* [What is expected]
Write the data out again exactly, with no pictures.

* [Items from a dataset]
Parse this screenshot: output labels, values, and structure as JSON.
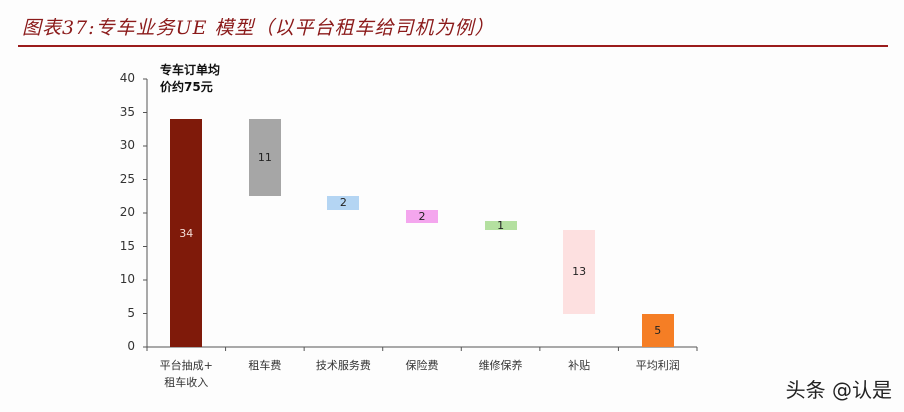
{
  "header": {
    "title": "图表37:专车业务UE 模型（以平台租车给司机为例）",
    "title_color": "#8b1a1a"
  },
  "annotation": {
    "line1": "专车订单均",
    "line2": "价约75元"
  },
  "watermark": "头条 @认是",
  "chart_data": {
    "type": "bar",
    "subtype": "waterfall",
    "title": "专车业务UE 模型（以平台租车给司机为例）",
    "xlabel": "",
    "ylabel": "",
    "ylim": [
      0,
      40
    ],
    "yticks": [
      0,
      5,
      10,
      15,
      20,
      25,
      30,
      35,
      40
    ],
    "grid": false,
    "legend": null,
    "categories": [
      "平台抽成+租车收入",
      "租车费",
      "技术服务费",
      "保险费",
      "维修保养",
      "补贴",
      "平均利润"
    ],
    "values": [
      34,
      11,
      2,
      2,
      1,
      13,
      5
    ],
    "bar_ranges": [
      [
        0,
        34
      ],
      [
        22.5,
        34
      ],
      [
        20.5,
        22.5
      ],
      [
        18.5,
        20.5
      ],
      [
        17.5,
        18.8
      ],
      [
        5,
        17.5
      ],
      [
        0,
        5
      ]
    ],
    "value_labels": [
      "34",
      "11",
      "2",
      "2",
      "1",
      "13",
      "5"
    ],
    "colors": [
      "#7f1a0a",
      "#a6a6a6",
      "#b4d5f3",
      "#f4a6ee",
      "#b4e0a0",
      "#fde0e0",
      "#f57e25"
    ]
  }
}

* [Expected output]
Parse this screenshot: output labels, values, and structure as JSON.
{
  "header": {
    "title": "图表37:专车业务UE 模型（以平台租车给司机为例）",
    "title_color": "#8b1a1a"
  },
  "annotation": {
    "line1": "专车订单均",
    "line2": "价约75元"
  },
  "watermark": "头条 @认是",
  "chart_data": {
    "type": "bar",
    "subtype": "waterfall",
    "title": "专车业务UE 模型（以平台租车给司机为例）",
    "xlabel": "",
    "ylabel": "",
    "ylim": [
      0,
      40
    ],
    "yticks": [
      0,
      5,
      10,
      15,
      20,
      25,
      30,
      35,
      40
    ],
    "grid": false,
    "legend": null,
    "categories": [
      "平台抽成+租车收入",
      "租车费",
      "技术服务费",
      "保险费",
      "维修保养",
      "补贴",
      "平均利润"
    ],
    "values": [
      34,
      11,
      2,
      2,
      1,
      13,
      5
    ],
    "bar_ranges": [
      [
        0,
        34
      ],
      [
        22.5,
        34
      ],
      [
        20.5,
        22.5
      ],
      [
        18.5,
        20.5
      ],
      [
        17.5,
        18.8
      ],
      [
        5,
        17.5
      ],
      [
        0,
        5
      ]
    ],
    "value_labels": [
      "34",
      "11",
      "2",
      "2",
      "1",
      "13",
      "5"
    ],
    "colors": [
      "#7f1a0a",
      "#a6a6a6",
      "#b4d5f3",
      "#f4a6ee",
      "#b4e0a0",
      "#fde0e0",
      "#f57e25"
    ]
  }
}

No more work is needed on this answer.